-- BEGIN RECORDED DATA --

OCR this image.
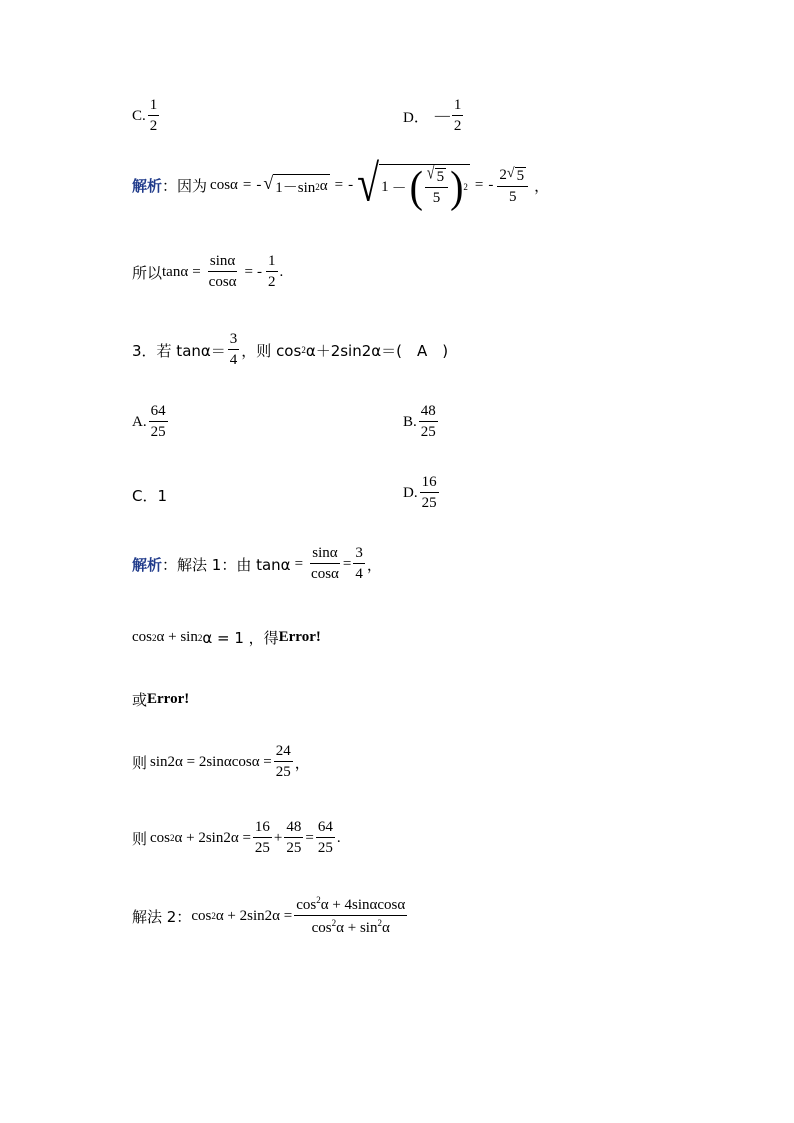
C. $\frac{1}{2}$	D． — $\frac{1}{2}$
解析 ： 因为 cosα = - √ 1－sin 2 α = - √ 1 － ( $\frac{√ 5}{5}$ ) 2 = - $\frac{2 √ 5}{5}$ ，
所以 $\tan\alpha = \frac{\sin\alpha}{\cos\alpha}$ = - $\frac{1}{2}$ .
3．若 $\tan\alpha = \frac{3}{4}$ ，则 cos 2 α＋2sin2α＝(　A　)
A. $\frac{64}{25}$	B. $\frac{48}{25}$
C．1	D. $\frac{16}{25}$
解析 ：解法 1：由 $\tan\alpha = \frac{\sin\alpha}{\cos\alpha} = \frac{3}{4}$ ，
cos 2 α + sin 2 α = 1 ，得 Error!
或 Error!
则 $\sin 2\alpha = 2\sin\alpha\cos\alpha = \frac{24}{25}$ ，
则 cos 2 $\alpha + 2\sin 2\alpha = \frac{16}{25} + \frac{48}{25} = \frac{64}{25}$ .
解法 2： cos 2 $\alpha + 2\sin 2\alpha = \frac{\cos^2\alpha + 4\sin\alpha\cos\alpha}{\cos^2\alpha + \sin^2\alpha}$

-- END RECORDED DATA --

◆ **PROBLEM REQUIREMENTS**:
Show every line from the listing above in which the string "alpha" appears.

◆ **ANSWER TO THIS TASK**:
所以 $\tan\alpha = \frac{\sin\alpha}{\cos\alpha}$ = - $\frac{1}{2}$ .
3．若 $\tan\alpha = \frac{3}{4}$ ，则 cos 2 α＋2sin2α＝(　A　)
解析 ：解法 1：由 $\tan\alpha = \frac{\sin\alpha}{\cos\alpha} = \frac{3}{4}$ ，
则 $\sin 2\alpha = 2\sin\alpha\cos\alpha = \frac{24}{25}$ ，
则 cos 2 $\alpha + 2\sin 2\alpha = \frac{16}{25} + \frac{48}{25} = \frac{64}{25}$ .
解法 2： cos 2 $\alpha + 2\sin 2\alpha = \frac{\cos^2\alpha + 4\sin\alpha\cos\alpha}{\cos^2\alpha + \sin^2\alpha}$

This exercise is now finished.